Provide an exact copy of the data, excluding the images.

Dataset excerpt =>
[Begin]

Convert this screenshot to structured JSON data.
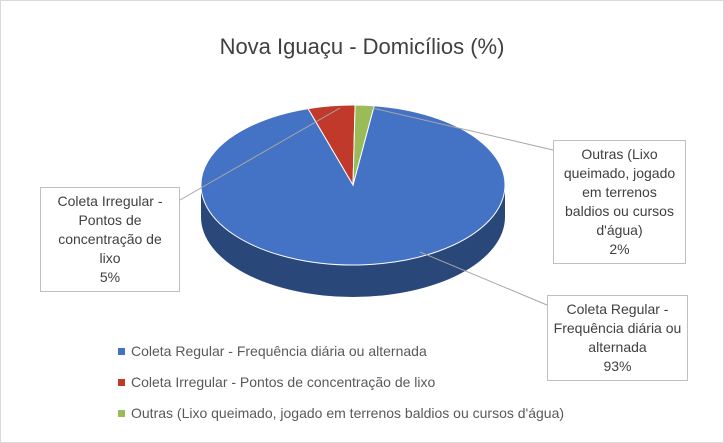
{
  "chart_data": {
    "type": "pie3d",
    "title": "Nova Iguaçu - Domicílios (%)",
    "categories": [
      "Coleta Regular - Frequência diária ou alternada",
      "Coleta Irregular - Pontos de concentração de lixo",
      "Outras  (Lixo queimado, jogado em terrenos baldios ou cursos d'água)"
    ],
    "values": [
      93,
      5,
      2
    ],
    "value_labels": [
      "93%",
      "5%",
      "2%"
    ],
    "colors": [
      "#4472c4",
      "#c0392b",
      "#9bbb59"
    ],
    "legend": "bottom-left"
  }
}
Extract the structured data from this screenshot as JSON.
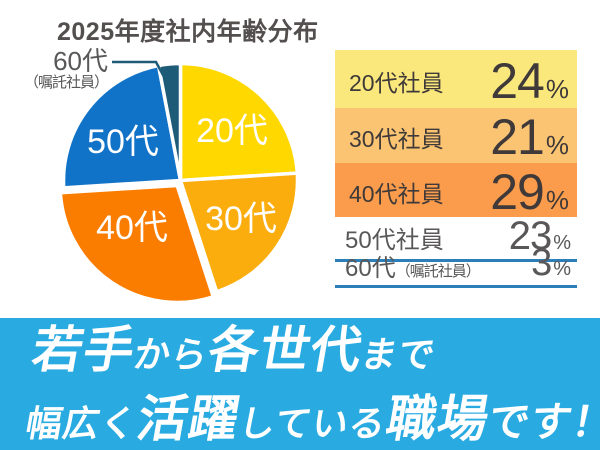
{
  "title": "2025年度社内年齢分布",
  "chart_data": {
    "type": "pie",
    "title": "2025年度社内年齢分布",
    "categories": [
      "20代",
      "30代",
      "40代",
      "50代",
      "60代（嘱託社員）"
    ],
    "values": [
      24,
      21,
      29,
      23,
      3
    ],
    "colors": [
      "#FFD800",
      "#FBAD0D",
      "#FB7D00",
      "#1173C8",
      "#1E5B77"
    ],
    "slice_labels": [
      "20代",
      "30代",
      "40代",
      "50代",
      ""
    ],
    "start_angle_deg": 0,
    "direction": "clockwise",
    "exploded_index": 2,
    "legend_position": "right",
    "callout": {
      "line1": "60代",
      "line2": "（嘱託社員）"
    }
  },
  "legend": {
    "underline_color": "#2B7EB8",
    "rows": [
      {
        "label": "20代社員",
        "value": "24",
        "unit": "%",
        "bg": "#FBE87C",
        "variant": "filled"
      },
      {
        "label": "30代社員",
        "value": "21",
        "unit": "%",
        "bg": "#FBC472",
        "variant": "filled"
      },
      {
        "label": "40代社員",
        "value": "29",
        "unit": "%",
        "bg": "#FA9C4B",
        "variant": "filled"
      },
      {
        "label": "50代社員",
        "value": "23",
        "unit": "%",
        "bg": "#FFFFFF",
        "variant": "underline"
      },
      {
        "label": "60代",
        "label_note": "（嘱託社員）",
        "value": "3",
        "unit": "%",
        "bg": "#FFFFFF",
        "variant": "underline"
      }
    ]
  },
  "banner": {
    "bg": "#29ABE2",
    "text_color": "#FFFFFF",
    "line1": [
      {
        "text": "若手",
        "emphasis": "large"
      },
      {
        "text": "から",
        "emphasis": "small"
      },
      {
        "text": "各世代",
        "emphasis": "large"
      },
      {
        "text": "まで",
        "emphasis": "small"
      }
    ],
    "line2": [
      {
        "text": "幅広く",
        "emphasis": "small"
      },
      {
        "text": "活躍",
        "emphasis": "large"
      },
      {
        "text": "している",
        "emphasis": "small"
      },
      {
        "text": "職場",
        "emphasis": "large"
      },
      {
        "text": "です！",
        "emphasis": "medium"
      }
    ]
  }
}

[End]

The response =>
Convert this screenshot to structured JSON data.
{
  "chart_data": {
    "type": "pie3d",
    "title": "Nova Iguaçu - Domicílios (%)",
    "categories": [
      "Coleta Regular - Frequência diária ou alternada",
      "Coleta Irregular - Pontos de concentração de lixo",
      "Outras  (Lixo queimado, jogado em terrenos baldios ou cursos d'água)"
    ],
    "values": [
      93,
      5,
      2
    ],
    "value_labels": [
      "93%",
      "5%",
      "2%"
    ],
    "colors": [
      "#4472c4",
      "#c0392b",
      "#9bbb59"
    ],
    "legend": "bottom-left"
  }
}
Extract the structured data from this screenshot as JSON.
{
  "title": "2025年度社内年齢分布",
  "chart_data": {
    "type": "pie",
    "title": "2025年度社内年齢分布",
    "categories": [
      "20代",
      "30代",
      "40代",
      "50代",
      "60代（嘱託社員）"
    ],
    "values": [
      24,
      21,
      29,
      23,
      3
    ],
    "colors": [
      "#FFD800",
      "#FBAD0D",
      "#FB7D00",
      "#1173C8",
      "#1E5B77"
    ],
    "slice_labels": [
      "20代",
      "30代",
      "40代",
      "50代",
      ""
    ],
    "start_angle_deg": 0,
    "direction": "clockwise",
    "exploded_index": 2,
    "legend_position": "right",
    "callout": {
      "line1": "60代",
      "line2": "（嘱託社員）"
    }
  },
  "legend": {
    "underline_color": "#2B7EB8",
    "rows": [
      {
        "label": "20代社員",
        "value": "24",
        "unit": "%",
        "bg": "#FBE87C",
        "variant": "filled"
      },
      {
        "label": "30代社員",
        "value": "21",
        "unit": "%",
        "bg": "#FBC472",
        "variant": "filled"
      },
      {
        "label": "40代社員",
        "value": "29",
        "unit": "%",
        "bg": "#FA9C4B",
        "variant": "filled"
      },
      {
        "label": "50代社員",
        "value": "23",
        "unit": "%",
        "bg": "#FFFFFF",
        "variant": "underline"
      },
      {
        "label": "60代",
        "label_note": "（嘱託社員）",
        "value": "3",
        "unit": "%",
        "bg": "#FFFFFF",
        "variant": "underline"
      }
    ]
  },
  "banner": {
    "bg": "#29ABE2",
    "text_color": "#FFFFFF",
    "line1": [
      {
        "text": "若手",
        "emphasis": "large"
      },
      {
        "text": "から",
        "emphasis": "small"
      },
      {
        "text": "各世代",
        "emphasis": "large"
      },
      {
        "text": "まで",
        "emphasis": "small"
      }
    ],
    "line2": [
      {
        "text": "幅広く",
        "emphasis": "small"
      },
      {
        "text": "活躍",
        "emphasis": "large"
      },
      {
        "text": "している",
        "emphasis": "small"
      },
      {
        "text": "職場",
        "emphasis": "large"
      },
      {
        "text": "です！",
        "emphasis": "medium"
      }
    ]
  }
}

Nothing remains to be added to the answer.